TASK BRIEF
Within the records below, find each line that holds the string "coluna", then copy it.

Stored records
········

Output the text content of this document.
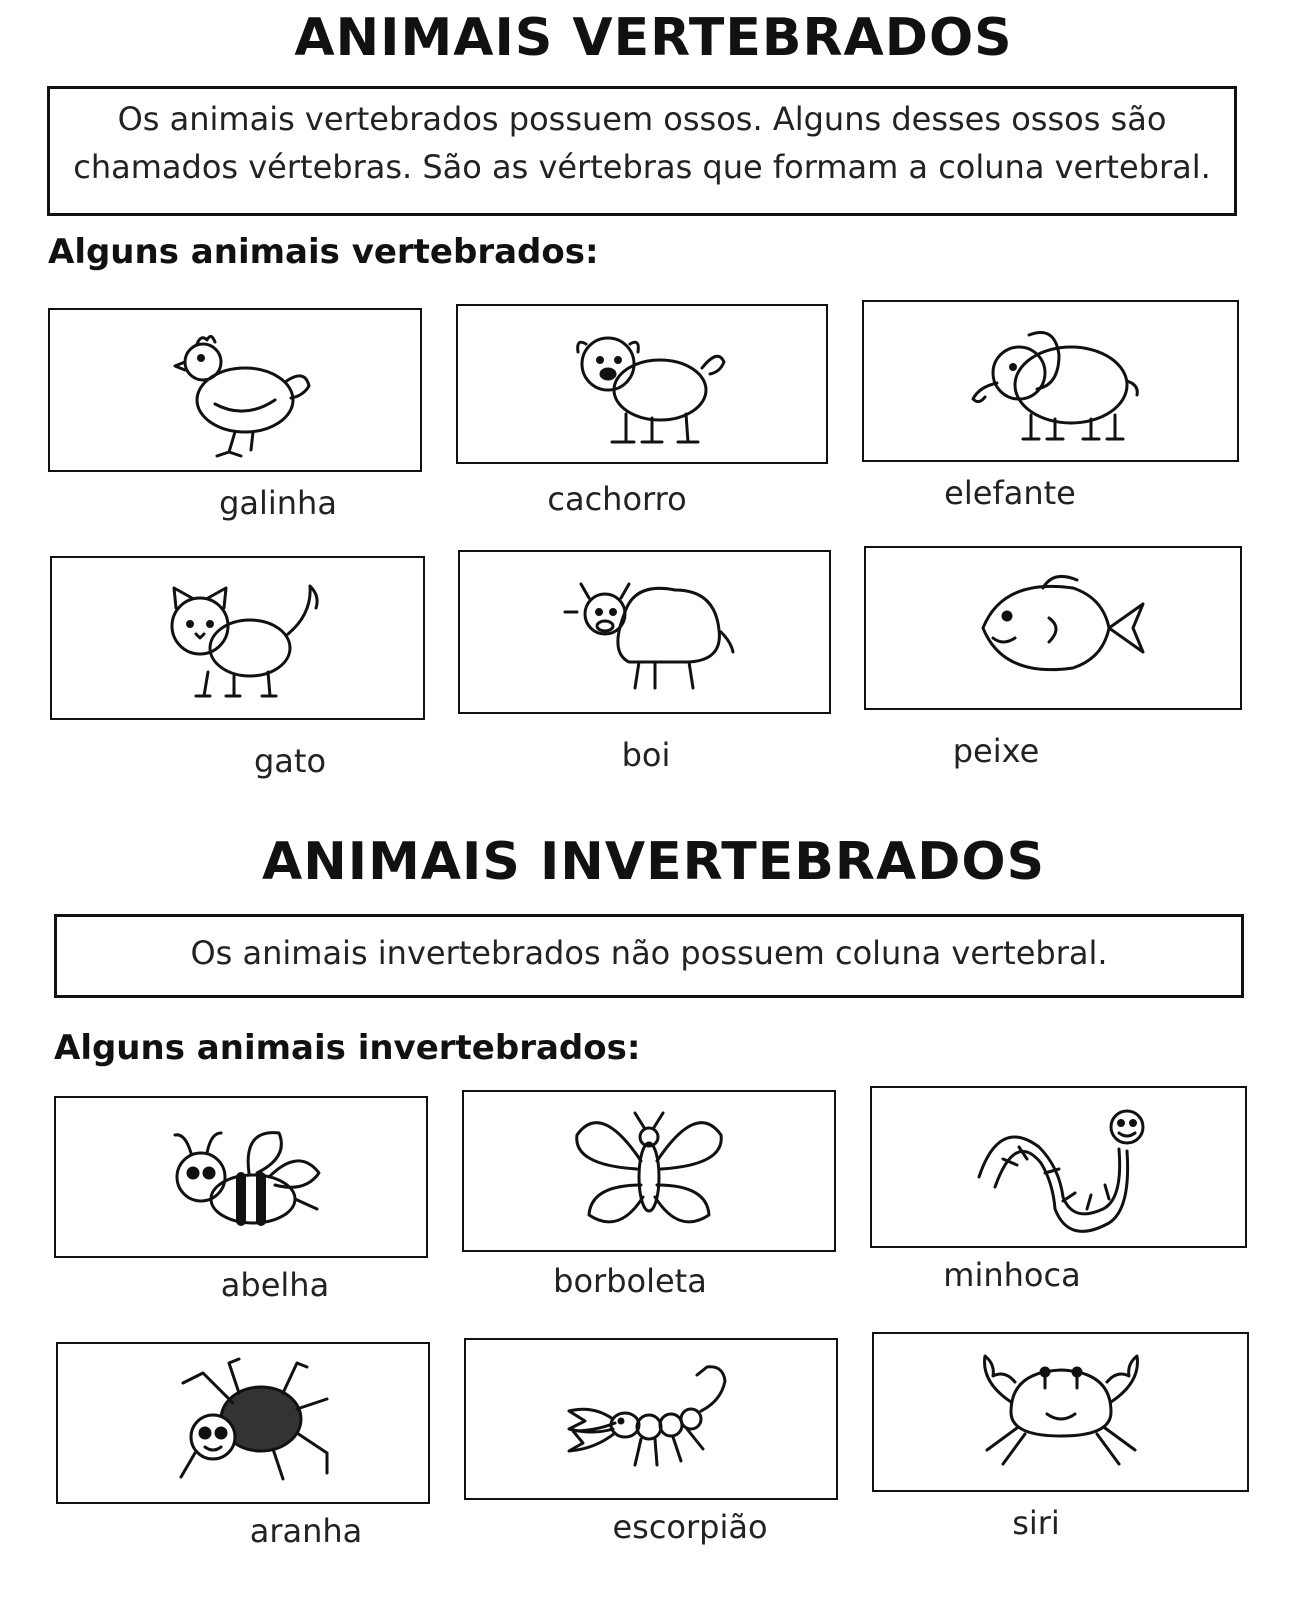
ANIMAIS VERTEBRADOS
Os animais vertebrados possuem ossos. Alguns desses ossos são chamados vértebras. São as vértebras que formam a coluna vertebral.
Alguns animais vertebrados:
galinha	cachorro	elefante
gato	boi	peixe
ANIMAIS INVERTEBRADOS
Os animais invertebrados não possuem coluna vertebral.
Alguns animais invertebrados:
abelha	borboleta	minhoca
aranha	escorpião	siri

········

RESULT
Os animais vertebrados possuem ossos. Alguns desses ossos são chamados vértebras. São as vértebras que formam a coluna vertebral.
Os animais invertebrados não possuem coluna vertebral.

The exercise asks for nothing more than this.